**Records provided**
## start

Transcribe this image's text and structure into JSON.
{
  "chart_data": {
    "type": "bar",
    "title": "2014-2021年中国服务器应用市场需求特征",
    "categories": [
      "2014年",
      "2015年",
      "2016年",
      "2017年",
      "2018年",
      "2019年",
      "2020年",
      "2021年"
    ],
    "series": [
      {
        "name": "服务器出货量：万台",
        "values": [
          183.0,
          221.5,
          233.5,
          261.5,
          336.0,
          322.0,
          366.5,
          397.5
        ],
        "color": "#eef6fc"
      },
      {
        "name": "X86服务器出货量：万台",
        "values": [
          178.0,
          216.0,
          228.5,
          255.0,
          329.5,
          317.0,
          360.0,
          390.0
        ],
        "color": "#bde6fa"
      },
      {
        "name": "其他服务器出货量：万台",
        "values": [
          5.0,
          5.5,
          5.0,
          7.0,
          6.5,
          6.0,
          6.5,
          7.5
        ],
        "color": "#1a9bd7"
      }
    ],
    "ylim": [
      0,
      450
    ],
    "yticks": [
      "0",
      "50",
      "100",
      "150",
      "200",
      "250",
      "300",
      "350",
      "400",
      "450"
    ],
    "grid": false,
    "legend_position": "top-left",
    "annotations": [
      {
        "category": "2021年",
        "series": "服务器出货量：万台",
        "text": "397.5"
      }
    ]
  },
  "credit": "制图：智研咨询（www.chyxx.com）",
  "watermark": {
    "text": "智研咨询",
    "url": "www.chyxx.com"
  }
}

## end
## start

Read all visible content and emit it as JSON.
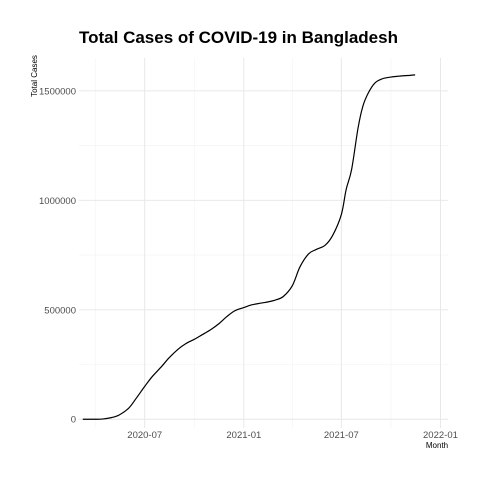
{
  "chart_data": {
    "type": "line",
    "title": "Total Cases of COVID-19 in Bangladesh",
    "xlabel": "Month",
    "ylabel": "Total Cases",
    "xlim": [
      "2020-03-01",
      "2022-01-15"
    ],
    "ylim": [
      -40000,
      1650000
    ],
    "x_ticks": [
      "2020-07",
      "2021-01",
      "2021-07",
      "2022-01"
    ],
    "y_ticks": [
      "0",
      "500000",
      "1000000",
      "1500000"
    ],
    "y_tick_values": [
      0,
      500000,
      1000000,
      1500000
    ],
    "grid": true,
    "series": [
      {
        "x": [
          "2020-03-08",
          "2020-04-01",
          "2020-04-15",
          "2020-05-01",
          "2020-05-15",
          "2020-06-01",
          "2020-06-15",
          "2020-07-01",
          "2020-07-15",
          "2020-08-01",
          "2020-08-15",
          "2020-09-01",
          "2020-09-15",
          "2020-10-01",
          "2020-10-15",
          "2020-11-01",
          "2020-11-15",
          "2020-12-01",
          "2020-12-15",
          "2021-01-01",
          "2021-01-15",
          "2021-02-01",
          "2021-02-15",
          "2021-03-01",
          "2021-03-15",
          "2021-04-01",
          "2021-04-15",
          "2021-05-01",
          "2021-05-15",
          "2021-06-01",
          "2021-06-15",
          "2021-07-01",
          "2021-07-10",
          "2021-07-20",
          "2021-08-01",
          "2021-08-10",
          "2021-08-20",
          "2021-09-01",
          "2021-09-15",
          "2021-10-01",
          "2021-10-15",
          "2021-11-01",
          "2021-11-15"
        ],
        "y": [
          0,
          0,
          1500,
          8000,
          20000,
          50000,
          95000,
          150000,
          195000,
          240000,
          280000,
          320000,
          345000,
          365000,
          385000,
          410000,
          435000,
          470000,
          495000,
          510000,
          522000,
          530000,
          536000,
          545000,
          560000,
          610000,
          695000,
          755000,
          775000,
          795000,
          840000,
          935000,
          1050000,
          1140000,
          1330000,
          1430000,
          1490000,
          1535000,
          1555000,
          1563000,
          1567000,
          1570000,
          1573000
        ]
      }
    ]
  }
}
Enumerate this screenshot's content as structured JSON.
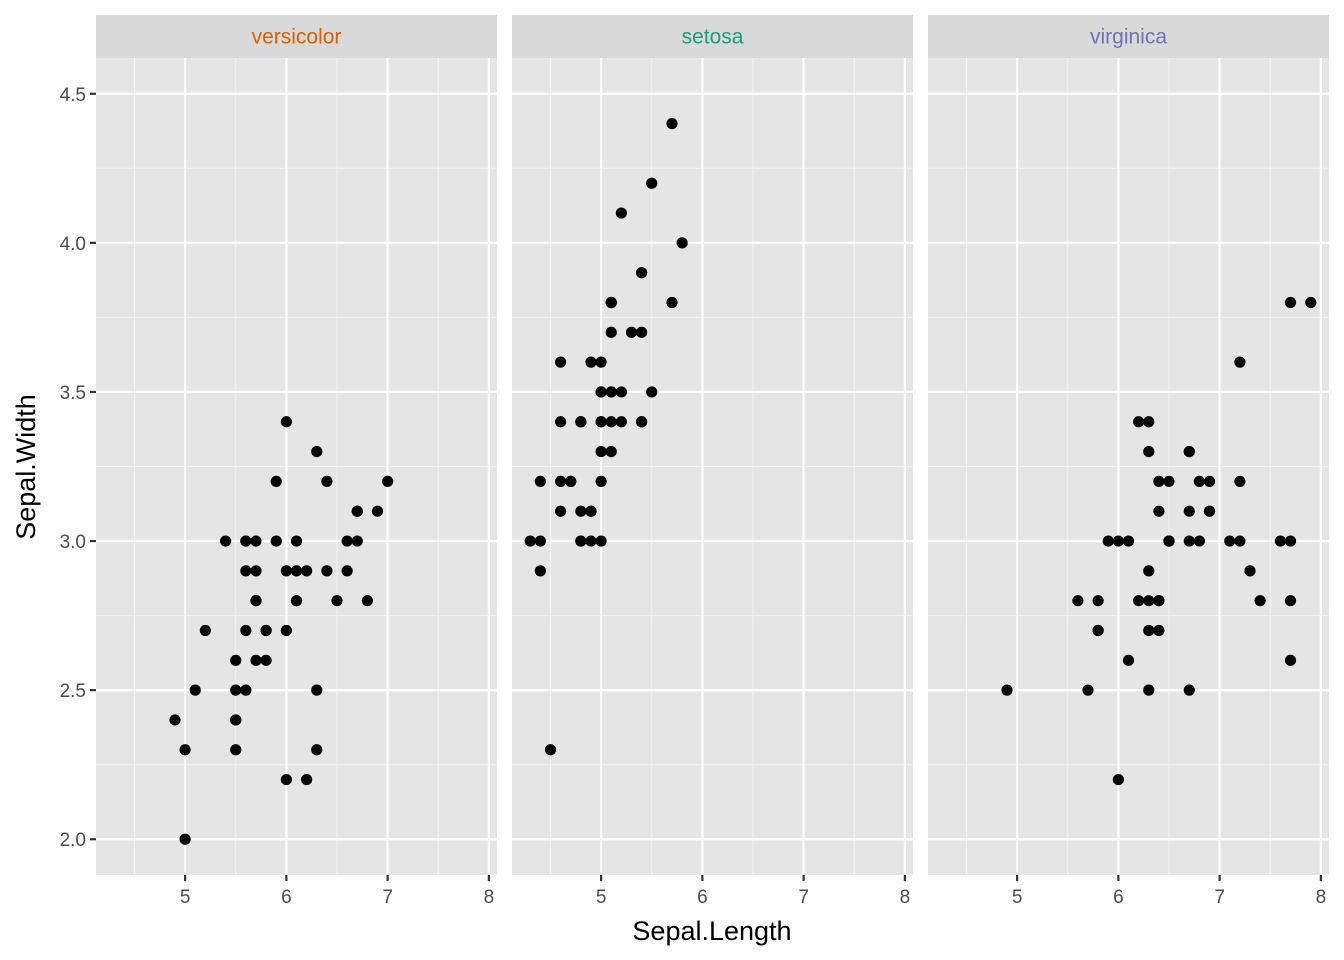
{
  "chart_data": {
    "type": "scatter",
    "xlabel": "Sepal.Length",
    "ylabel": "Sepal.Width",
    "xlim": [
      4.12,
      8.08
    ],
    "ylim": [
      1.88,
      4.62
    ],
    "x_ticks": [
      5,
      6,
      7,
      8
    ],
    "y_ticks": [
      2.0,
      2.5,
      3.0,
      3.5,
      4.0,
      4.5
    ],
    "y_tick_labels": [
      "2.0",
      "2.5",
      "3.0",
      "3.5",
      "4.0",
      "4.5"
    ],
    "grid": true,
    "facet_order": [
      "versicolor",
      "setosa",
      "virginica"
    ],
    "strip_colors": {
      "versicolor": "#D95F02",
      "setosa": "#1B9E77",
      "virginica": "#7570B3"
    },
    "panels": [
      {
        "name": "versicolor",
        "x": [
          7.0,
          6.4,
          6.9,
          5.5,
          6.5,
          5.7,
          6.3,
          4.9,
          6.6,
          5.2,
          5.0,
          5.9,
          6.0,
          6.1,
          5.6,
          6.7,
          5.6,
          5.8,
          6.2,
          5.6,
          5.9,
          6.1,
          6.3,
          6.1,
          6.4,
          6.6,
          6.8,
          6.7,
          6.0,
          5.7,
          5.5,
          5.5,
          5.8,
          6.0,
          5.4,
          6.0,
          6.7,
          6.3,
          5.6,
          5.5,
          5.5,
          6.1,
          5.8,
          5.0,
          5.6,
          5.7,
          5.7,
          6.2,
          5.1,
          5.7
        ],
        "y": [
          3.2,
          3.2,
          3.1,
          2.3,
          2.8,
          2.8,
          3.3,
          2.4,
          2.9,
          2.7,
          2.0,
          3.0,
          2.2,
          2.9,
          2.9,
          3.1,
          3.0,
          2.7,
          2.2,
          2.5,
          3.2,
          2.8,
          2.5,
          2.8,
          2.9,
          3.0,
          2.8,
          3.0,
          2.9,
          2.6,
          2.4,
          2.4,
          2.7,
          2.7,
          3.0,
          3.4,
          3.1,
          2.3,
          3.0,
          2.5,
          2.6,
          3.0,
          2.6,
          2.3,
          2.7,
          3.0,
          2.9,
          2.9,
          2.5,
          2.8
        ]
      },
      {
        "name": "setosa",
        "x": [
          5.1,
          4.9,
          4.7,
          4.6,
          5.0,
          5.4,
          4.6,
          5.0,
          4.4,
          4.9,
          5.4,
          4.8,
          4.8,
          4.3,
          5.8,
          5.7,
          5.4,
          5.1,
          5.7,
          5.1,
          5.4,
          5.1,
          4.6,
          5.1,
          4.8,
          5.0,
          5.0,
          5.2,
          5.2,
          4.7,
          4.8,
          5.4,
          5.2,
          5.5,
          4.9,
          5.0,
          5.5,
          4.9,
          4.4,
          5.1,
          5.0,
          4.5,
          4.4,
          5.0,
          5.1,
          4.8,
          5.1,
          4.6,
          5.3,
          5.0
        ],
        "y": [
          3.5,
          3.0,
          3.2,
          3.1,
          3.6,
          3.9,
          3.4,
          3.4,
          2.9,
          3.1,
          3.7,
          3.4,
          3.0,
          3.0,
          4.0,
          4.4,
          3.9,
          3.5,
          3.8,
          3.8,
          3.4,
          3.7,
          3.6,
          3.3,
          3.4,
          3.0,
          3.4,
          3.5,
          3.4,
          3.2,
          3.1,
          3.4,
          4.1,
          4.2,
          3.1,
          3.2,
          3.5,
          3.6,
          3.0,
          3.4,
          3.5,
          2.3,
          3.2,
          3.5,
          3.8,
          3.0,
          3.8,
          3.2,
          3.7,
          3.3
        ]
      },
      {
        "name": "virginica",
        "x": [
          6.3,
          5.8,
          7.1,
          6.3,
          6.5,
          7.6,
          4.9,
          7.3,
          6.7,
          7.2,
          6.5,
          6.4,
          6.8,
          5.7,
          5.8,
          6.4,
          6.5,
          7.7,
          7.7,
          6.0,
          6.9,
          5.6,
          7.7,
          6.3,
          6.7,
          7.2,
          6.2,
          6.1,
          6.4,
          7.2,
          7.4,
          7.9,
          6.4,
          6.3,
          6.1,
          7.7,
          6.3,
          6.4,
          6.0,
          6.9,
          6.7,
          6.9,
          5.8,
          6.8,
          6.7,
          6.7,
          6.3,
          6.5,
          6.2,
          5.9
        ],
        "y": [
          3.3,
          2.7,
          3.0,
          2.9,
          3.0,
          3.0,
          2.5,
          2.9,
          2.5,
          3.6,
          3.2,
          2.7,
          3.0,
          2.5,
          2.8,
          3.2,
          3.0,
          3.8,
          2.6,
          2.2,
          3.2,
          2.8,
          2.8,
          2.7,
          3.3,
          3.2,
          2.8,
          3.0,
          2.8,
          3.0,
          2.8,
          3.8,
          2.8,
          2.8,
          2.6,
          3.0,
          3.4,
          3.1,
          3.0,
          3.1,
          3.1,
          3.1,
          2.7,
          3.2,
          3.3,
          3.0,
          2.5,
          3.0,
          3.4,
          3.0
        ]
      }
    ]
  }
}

## end

Filter the records, keeping only lines that contain "Cases", and show those lines.

    "title": "Total Cases of COVID-19 in Bangladesh",
    "ylabel": "Total Cases",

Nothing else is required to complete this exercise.